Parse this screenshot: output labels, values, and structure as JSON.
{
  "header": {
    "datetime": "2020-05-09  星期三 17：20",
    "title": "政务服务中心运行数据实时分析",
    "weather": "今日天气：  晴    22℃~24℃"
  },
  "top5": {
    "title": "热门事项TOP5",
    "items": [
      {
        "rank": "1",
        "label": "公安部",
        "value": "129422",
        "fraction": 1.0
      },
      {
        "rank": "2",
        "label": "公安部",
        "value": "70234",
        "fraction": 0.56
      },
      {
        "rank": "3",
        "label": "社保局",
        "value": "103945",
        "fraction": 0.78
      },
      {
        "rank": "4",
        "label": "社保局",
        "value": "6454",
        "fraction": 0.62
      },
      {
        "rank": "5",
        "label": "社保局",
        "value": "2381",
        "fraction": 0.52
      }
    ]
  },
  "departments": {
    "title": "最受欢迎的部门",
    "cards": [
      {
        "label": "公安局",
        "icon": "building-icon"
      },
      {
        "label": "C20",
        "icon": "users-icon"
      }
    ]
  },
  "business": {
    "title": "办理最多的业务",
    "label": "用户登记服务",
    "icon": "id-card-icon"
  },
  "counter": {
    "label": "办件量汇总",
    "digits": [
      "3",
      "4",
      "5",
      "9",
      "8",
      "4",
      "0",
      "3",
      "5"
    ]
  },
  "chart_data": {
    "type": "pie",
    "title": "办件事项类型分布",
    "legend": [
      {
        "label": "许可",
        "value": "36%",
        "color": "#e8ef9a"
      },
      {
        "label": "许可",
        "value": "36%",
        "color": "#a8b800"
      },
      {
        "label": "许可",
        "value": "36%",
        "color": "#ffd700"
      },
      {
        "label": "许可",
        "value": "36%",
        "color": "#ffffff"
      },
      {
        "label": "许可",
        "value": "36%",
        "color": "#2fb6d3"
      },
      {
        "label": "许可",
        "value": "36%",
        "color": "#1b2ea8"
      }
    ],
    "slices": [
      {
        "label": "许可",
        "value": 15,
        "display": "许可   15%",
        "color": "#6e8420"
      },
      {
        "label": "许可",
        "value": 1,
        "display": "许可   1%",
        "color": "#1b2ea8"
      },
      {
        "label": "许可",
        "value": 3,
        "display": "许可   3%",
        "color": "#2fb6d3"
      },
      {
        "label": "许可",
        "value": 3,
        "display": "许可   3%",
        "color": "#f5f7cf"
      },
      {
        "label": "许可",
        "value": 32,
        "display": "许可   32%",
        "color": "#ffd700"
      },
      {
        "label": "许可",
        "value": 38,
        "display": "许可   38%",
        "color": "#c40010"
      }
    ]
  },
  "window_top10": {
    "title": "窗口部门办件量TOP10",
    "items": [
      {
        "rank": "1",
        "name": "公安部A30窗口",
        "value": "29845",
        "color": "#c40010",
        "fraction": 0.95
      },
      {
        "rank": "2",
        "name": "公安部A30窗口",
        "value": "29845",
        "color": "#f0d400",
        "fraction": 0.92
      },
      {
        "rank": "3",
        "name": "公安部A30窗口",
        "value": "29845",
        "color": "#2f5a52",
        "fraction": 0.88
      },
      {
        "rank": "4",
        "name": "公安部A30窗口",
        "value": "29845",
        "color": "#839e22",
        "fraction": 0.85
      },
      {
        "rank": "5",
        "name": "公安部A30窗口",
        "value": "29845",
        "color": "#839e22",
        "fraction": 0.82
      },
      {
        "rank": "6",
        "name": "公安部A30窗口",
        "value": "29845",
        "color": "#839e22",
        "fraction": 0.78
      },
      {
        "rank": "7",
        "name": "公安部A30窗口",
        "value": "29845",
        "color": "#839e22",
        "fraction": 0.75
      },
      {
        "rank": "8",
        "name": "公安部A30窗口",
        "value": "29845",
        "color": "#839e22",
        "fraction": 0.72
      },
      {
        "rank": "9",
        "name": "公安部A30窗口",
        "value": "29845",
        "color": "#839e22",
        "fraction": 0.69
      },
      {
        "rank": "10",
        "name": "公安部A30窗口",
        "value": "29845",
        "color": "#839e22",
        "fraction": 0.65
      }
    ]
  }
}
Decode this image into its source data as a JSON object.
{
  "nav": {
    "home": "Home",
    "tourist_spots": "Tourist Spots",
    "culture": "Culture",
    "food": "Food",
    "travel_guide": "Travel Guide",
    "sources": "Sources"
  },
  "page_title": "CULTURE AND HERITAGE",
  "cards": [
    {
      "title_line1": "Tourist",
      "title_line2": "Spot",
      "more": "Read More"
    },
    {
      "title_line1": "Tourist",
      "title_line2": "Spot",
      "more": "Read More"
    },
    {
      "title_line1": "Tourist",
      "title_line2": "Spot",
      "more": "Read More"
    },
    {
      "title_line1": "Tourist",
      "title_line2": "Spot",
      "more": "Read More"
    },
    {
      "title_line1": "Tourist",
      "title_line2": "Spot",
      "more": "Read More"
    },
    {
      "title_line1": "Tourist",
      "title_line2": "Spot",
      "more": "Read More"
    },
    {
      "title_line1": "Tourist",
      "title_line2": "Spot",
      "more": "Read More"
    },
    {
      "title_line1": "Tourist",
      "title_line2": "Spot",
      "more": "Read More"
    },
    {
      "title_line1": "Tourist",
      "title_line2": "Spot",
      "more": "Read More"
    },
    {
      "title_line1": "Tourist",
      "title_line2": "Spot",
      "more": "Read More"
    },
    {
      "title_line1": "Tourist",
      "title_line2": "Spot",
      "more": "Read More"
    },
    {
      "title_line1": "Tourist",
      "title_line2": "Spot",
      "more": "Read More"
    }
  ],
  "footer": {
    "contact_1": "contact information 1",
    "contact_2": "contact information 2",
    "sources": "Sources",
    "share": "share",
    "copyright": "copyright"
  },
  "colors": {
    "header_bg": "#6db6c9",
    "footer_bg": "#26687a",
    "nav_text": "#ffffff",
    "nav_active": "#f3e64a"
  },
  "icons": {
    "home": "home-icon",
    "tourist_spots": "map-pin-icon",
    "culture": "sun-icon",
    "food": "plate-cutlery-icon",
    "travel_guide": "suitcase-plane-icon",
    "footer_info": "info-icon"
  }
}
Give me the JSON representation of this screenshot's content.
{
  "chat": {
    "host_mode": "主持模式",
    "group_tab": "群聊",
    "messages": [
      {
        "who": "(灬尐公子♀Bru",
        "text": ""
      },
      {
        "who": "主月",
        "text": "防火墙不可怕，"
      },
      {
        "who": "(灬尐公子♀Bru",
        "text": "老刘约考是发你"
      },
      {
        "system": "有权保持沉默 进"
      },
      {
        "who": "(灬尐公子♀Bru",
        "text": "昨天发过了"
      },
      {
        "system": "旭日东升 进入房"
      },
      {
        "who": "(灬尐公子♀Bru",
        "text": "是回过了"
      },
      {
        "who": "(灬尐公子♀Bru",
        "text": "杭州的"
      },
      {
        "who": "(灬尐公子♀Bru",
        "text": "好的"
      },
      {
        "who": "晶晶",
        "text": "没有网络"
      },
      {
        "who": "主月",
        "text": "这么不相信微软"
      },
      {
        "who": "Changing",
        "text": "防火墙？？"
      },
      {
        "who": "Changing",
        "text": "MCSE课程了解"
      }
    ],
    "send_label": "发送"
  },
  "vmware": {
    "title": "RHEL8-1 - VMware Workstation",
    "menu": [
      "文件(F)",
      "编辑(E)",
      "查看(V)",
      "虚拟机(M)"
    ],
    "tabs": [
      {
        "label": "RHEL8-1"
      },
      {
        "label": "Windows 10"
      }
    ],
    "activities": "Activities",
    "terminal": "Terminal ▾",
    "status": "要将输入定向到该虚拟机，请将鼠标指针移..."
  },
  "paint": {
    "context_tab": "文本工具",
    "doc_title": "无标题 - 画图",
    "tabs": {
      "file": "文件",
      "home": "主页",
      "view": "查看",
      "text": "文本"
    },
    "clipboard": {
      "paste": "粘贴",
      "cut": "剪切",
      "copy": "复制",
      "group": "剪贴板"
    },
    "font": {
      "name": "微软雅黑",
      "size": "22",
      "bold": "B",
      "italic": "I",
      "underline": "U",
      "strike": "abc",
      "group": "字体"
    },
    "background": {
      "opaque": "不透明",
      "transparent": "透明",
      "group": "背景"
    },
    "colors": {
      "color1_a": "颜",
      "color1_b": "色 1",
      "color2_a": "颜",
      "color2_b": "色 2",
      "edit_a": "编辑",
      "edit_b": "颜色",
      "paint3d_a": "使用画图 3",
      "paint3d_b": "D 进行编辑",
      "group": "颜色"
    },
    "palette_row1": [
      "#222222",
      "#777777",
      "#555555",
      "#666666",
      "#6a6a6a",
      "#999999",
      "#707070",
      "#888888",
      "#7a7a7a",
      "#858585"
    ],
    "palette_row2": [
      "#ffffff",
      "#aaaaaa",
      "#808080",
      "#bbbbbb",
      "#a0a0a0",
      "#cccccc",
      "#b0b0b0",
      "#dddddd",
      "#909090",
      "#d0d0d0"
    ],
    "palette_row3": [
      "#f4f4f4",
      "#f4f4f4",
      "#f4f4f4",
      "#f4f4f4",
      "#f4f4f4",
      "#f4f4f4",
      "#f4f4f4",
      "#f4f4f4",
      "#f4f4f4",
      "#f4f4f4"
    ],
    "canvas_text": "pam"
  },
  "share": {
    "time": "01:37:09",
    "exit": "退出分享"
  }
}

= = = =

**What to work on:**
Return a copy of every line that includes the word "JSON".

**Solution to the exercise:**
Parse this screenshot: output labels, values, and structure as JSON.
Decode this image into its source data as a JSON object.
Give me the JSON representation of this screenshot's content.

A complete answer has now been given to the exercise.